What is expected: Print out the entries below with no edits.

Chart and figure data
_ _ _ _ _
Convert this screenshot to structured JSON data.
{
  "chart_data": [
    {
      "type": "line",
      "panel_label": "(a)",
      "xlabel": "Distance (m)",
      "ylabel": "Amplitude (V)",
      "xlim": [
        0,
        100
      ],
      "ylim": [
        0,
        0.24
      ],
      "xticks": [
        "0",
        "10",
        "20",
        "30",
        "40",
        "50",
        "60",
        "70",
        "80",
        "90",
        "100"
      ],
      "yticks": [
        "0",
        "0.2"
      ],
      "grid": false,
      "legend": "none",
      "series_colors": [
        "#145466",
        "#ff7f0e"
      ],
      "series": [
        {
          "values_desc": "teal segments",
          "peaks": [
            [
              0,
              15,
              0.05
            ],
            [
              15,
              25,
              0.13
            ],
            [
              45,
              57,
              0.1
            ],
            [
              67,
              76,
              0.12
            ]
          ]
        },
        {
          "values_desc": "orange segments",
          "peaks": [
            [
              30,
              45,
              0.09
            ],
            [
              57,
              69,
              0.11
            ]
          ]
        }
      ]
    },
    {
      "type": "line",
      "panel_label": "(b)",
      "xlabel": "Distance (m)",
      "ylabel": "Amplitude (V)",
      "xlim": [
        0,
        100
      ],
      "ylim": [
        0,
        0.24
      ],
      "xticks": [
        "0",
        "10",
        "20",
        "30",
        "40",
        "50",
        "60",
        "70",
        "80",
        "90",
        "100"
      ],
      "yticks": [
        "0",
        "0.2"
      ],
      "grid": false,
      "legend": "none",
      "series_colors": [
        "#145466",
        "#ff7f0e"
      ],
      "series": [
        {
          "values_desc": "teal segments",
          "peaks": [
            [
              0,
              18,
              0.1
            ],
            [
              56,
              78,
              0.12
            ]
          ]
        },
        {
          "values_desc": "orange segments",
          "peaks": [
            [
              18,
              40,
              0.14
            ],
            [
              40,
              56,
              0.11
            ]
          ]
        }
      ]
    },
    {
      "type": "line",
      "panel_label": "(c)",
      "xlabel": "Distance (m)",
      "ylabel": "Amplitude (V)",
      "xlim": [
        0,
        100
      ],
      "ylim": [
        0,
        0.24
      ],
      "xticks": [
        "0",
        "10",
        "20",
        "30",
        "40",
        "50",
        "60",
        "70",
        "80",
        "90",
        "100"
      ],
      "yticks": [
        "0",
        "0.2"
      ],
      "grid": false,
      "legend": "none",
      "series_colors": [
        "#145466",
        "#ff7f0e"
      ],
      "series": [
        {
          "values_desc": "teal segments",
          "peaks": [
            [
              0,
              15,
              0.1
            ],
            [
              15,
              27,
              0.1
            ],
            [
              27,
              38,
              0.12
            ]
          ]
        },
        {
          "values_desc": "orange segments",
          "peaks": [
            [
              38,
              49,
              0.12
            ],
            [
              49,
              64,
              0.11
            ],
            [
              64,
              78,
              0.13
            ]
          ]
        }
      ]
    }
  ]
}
_ _ _ _ _
Task answer:
Convert this screenshot to structured JSON data.
{
  "chart_data": [
    {
      "type": "line",
      "panel_label": "(a)",
      "xlabel": "Distance (m)",
      "ylabel": "Amplitude (V)",
      "xlim": [
        0,
        100
      ],
      "ylim": [
        0,
        0.24
      ],
      "xticks": [
        "0",
        "10",
        "20",
        "30",
        "40",
        "50",
        "60",
        "70",
        "80",
        "90",
        "100"
      ],
      "yticks": [
        "0",
        "0.2"
      ],
      "grid": false,
      "legend": "none",
      "series_colors": [
        "#145466",
        "#ff7f0e"
      ],
      "series": [
        {
          "values_desc": "teal segments",
          "peaks": [
            [
              0,
              15,
              0.05
            ],
            [
              15,
              25,
              0.13
            ],
            [
              45,
              57,
              0.1
            ],
            [
              67,
              76,
              0.12
            ]
          ]
        },
        {
          "values_desc": "orange segments",
          "peaks": [
            [
              30,
              45,
              0.09
            ],
            [
              57,
              69,
              0.11
            ]
          ]
        }
      ]
    },
    {
      "type": "line",
      "panel_label": "(b)",
      "xlabel": "Distance (m)",
      "ylabel": "Amplitude (V)",
      "xlim": [
        0,
        100
      ],
      "ylim": [
        0,
        0.24
      ],
      "xticks": [
        "0",
        "10",
        "20",
        "30",
        "40",
        "50",
        "60",
        "70",
        "80",
        "90",
        "100"
      ],
      "yticks": [
        "0",
        "0.2"
      ],
      "grid": false,
      "legend": "none",
      "series_colors": [
        "#145466",
        "#ff7f0e"
      ],
      "series": [
        {
          "values_desc": "teal segments",
          "peaks": [
            [
              0,
              18,
              0.1
            ],
            [
              56,
              78,
              0.12
            ]
          ]
        },
        {
          "values_desc": "orange segments",
          "peaks": [
            [
              18,
              40,
              0.14
            ],
            [
              40,
              56,
              0.11
            ]
          ]
        }
      ]
    },
    {
      "type": "line",
      "panel_label": "(c)",
      "xlabel": "Distance (m)",
      "ylabel": "Amplitude (V)",
      "xlim": [
        0,
        100
      ],
      "ylim": [
        0,
        0.24
      ],
      "xticks": [
        "0",
        "10",
        "20",
        "30",
        "40",
        "50",
        "60",
        "70",
        "80",
        "90",
        "100"
      ],
      "yticks": [
        "0",
        "0.2"
      ],
      "grid": false,
      "legend": "none",
      "series_colors": [
        "#145466",
        "#ff7f0e"
      ],
      "series": [
        {
          "values_desc": "teal segments",
          "peaks": [
            [
              0,
              15,
              0.1
            ],
            [
              15,
              27,
              0.1
            ],
            [
              27,
              38,
              0.12
            ]
          ]
        },
        {
          "values_desc": "orange segments",
          "peaks": [
            [
              38,
              49,
              0.12
            ],
            [
              49,
              64,
              0.11
            ],
            [
              64,
              78,
              0.13
            ]
          ]
        }
      ]
    }
  ]
}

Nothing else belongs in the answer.